┏━━

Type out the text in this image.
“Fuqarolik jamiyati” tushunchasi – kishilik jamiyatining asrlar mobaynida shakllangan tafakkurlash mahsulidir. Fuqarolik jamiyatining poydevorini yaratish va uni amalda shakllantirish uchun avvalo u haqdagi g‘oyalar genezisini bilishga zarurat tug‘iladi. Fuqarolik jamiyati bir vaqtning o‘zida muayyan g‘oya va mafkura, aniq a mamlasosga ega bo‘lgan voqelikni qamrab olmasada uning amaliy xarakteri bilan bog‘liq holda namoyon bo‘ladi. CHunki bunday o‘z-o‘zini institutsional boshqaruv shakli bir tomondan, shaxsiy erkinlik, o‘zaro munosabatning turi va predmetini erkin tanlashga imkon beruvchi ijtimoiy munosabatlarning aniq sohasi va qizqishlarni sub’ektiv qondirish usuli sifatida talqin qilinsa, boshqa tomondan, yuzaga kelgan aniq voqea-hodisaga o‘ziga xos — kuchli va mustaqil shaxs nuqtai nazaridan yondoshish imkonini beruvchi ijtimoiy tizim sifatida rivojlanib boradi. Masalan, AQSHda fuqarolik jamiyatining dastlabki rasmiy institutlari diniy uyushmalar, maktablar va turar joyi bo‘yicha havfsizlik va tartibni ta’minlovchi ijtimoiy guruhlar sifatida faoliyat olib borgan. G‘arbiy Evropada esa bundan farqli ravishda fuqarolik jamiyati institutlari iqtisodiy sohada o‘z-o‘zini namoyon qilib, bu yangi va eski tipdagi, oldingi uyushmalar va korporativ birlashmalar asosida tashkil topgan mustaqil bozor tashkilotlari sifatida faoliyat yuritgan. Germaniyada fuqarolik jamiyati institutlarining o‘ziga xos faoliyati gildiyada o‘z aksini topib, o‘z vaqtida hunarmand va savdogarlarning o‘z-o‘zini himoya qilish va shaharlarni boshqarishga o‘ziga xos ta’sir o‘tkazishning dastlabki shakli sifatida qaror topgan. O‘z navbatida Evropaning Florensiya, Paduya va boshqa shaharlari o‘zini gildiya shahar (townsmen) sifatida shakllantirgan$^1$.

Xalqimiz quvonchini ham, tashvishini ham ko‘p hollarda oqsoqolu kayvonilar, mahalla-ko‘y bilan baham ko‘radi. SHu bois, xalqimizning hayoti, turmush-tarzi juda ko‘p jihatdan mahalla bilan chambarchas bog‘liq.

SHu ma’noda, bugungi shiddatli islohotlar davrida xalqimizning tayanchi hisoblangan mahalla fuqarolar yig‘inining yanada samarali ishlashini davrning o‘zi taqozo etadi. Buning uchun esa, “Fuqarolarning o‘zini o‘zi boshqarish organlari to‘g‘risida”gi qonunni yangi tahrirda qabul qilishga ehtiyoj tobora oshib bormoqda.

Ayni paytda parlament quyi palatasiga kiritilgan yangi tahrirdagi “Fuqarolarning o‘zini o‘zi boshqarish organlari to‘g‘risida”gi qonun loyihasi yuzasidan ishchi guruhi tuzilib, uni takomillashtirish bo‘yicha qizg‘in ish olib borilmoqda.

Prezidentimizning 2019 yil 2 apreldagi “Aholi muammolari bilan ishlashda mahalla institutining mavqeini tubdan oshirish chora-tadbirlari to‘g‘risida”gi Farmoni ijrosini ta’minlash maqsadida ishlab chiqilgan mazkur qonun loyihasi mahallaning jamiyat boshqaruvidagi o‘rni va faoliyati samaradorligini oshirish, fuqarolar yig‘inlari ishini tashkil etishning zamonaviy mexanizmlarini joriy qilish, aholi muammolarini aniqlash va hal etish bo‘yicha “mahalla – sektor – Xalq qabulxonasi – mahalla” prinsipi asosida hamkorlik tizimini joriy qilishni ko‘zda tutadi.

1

┗━━

Task directions: Write out the full set of records exactly as given.

Task answer:
Type out the text in this image.
“Fuqarolik jamiyati” tushunchasi – kishilik jamiyatining asrlar mobaynida shakllangan tafakkurlash mahsulidir. Fuqarolik jamiyatining poydevorini yaratish va uni amalda shakllantirish uchun avvalo u haqdagi g‘oyalar genezisini bilishga zarurat tug‘iladi. Fuqarolik jamiyati bir vaqtning o‘zida muayyan g‘oya va mafkura, aniq a mamlasosga ega bo‘lgan voqelikni qamrab olmasada uning amaliy xarakteri bilan bog‘liq holda namoyon bo‘ladi. CHunki bunday o‘z-o‘zini institutsional boshqaruv shakli bir tomondan, shaxsiy erkinlik, o‘zaro munosabatning turi va predmetini erkin tanlashga imkon beruvchi ijtimoiy munosabatlarning aniq sohasi va qizqishlarni sub’ektiv qondirish usuli sifatida talqin qilinsa, boshqa tomondan, yuzaga kelgan aniq voqea-hodisaga o‘ziga xos — kuchli va mustaqil shaxs nuqtai nazaridan yondoshish imkonini beruvchi ijtimoiy tizim sifatida rivojlanib boradi. Masalan, AQSHda fuqarolik jamiyatining dastlabki rasmiy institutlari diniy uyushmalar, maktablar va turar joyi bo‘yicha havfsizlik va tartibni ta’minlovchi ijtimoiy guruhlar sifatida faoliyat olib borgan. G‘arbiy Evropada esa bundan farqli ravishda fuqarolik jamiyati institutlari iqtisodiy sohada o‘z-o‘zini namoyon qilib, bu yangi va eski tipdagi, oldingi uyushmalar va korporativ birlashmalar asosida tashkil topgan mustaqil bozor tashkilotlari sifatida faoliyat yuritgan. Germaniyada fuqarolik jamiyati institutlarining o‘ziga xos faoliyati gildiyada o‘z aksini topib, o‘z vaqtida hunarmand va savdogarlarning o‘z-o‘zini himoya qilish va shaharlarni boshqarishga o‘ziga xos ta’sir o‘tkazishning dastlabki shakli sifatida qaror topgan. O‘z navbatida Evropaning Florensiya, Paduya va boshqa shaharlari o‘zini gildiya shahar (townsmen) sifatida shakllantirgan$^1$.

Xalqimiz quvonchini ham, tashvishini ham ko‘p hollarda oqsoqolu kayvonilar, mahalla-ko‘y bilan baham ko‘radi. SHu bois, xalqimizning hayoti, turmush-tarzi juda ko‘p jihatdan mahalla bilan chambarchas bog‘liq.

SHu ma’noda, bugungi shiddatli islohotlar davrida xalqimizning tayanchi hisoblangan mahalla fuqarolar yig‘inining yanada samarali ishlashini davrning o‘zi taqozo etadi. Buning uchun esa, “Fuqarolarning o‘zini o‘zi boshqarish organlari to‘g‘risida”gi qonunni yangi tahrirda qabul qilishga ehtiyoj tobora oshib bormoqda.

Ayni paytda parlament quyi palatasiga kiritilgan yangi tahrirdagi “Fuqarolarning o‘zini o‘zi boshqarish organlari to‘g‘risida”gi qonun loyihasi yuzasidan ishchi guruhi tuzilib, uni takomillashtirish bo‘yicha qizg‘in ish olib borilmoqda.

Prezidentimizning 2019 yil 2 apreldagi “Aholi muammolari bilan ishlashda mahalla institutining mavqeini tubdan oshirish chora-tadbirlari to‘g‘risida”gi Farmoni ijrosini ta’minlash maqsadida ishlab chiqilgan mazkur qonun loyihasi mahallaning jamiyat boshqaruvidagi o‘rni va faoliyati samaradorligini oshirish, fuqarolar yig‘inlari ishini tashkil etishning zamonaviy mexanizmlarini joriy qilish, aholi muammolarini aniqlash va hal etish bo‘yicha “mahalla – sektor – Xalq qabulxonasi – mahalla” prinsipi asosida hamkorlik tizimini joriy qilishni ko‘zda tutadi.

1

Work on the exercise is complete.